• EXERCISE: Type out the data exactly as given. Skip any image.

START DATA LINES

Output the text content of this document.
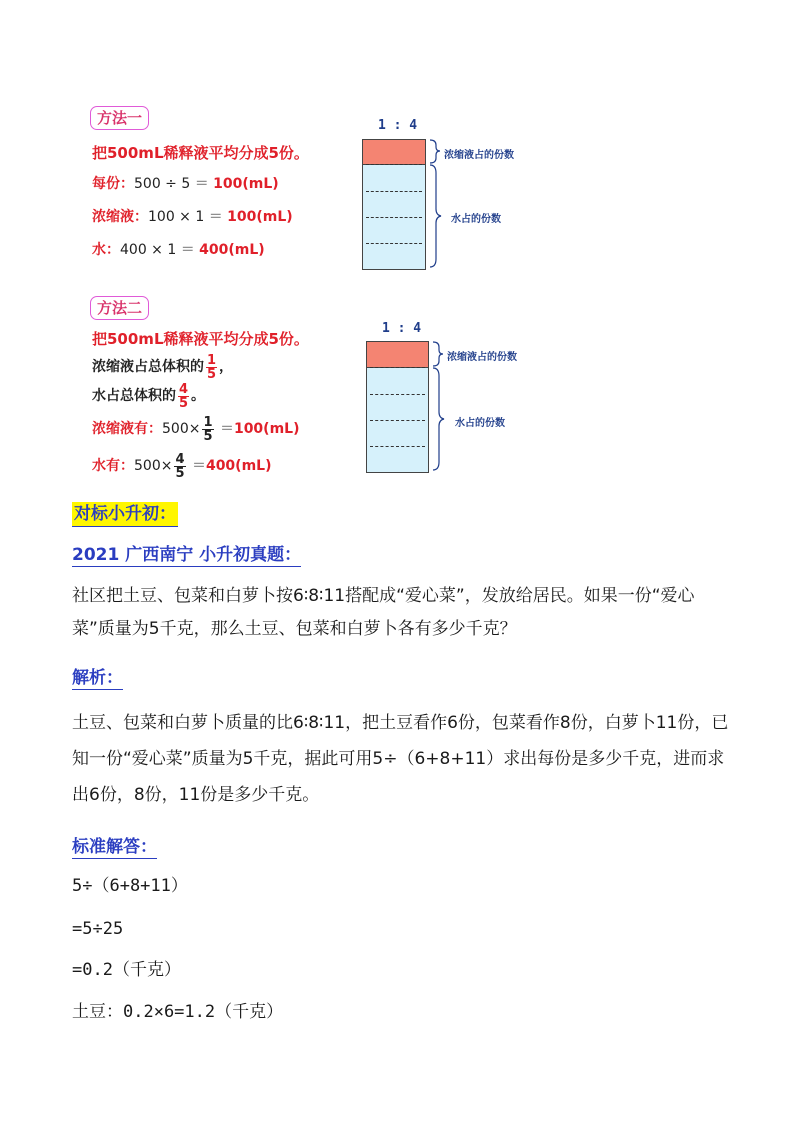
方法一
把500mL稀释液平均分成5份。
每份：500 ÷ 5 ＝ 100(mL)
浓缩液：100 × 1 ＝ 100(mL)
水：400 × 1 ＝ 400(mL)
1 : 4
浓缩液占的份数
水占的份数
方法二
把500mL稀释液平均分成5份。
浓缩液占总体积的 $\frac{1}{5}$ ，
水占总体积的 $\frac{4}{5}$ 。
浓缩液有：$500\times \frac{1}{5} =100(mL)$
水有：$500\times \frac{4}{5} =400(mL)$
1 : 4
浓缩液占的份数
水占的份数
对标小升初：
2021 广西南宁 小升初真题：
社区把土豆、包菜和白萝卜按6∶8∶11搭配成“爱心菜”，发放给居民。如果一份“爱心菜”质量为5千克，那么土豆、包菜和白萝卜各有多少千克？
解析：
土豆、包菜和白萝卜质量的比6∶8∶11，把土豆看作6份，包菜看作8份，白萝卜11份，已知一份“爱心菜”质量为5千克，据此可用5÷（6+8+11）求出每份是多少千克，进而求出6份，8份，11份是多少千克。
标准解答：
5÷（6+8+11）
=5÷25
=0.2（千克）
土豆：0.2×6=1.2（千克）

END DATA LINES

• RESULT OF THE TASK:
Output the text content of this document.
方法一
把500mL稀释液平均分成5份。
每份：500 ÷ 5 ＝ 100(mL)
浓缩液：100 × 1 ＝ 100(mL)
水：400 × 1 ＝ 400(mL)
1 : 4
浓缩液占的份数
水占的份数
方法二
把500mL稀释液平均分成5份。
浓缩液占总体积的 $\frac{1}{5}$ ，
水占总体积的 $\frac{4}{5}$ 。
浓缩液有：$500\times \frac{1}{5} =100(mL)$
水有：$500\times \frac{4}{5} =400(mL)$
1 : 4
浓缩液占的份数
水占的份数
对标小升初：
2021 广西南宁 小升初真题：
社区把土豆、包菜和白萝卜按6∶8∶11搭配成“爱心菜”，发放给居民。如果一份“爱心菜”质量为5千克，那么土豆、包菜和白萝卜各有多少千克？
解析：
土豆、包菜和白萝卜质量的比6∶8∶11，把土豆看作6份，包菜看作8份，白萝卜11份，已知一份“爱心菜”质量为5千克，据此可用5÷（6+8+11）求出每份是多少千克，进而求出6份，8份，11份是多少千克。
标准解答：
5÷（6+8+11）
=5÷25
=0.2（千克）
土豆：0.2×6=1.2（千克）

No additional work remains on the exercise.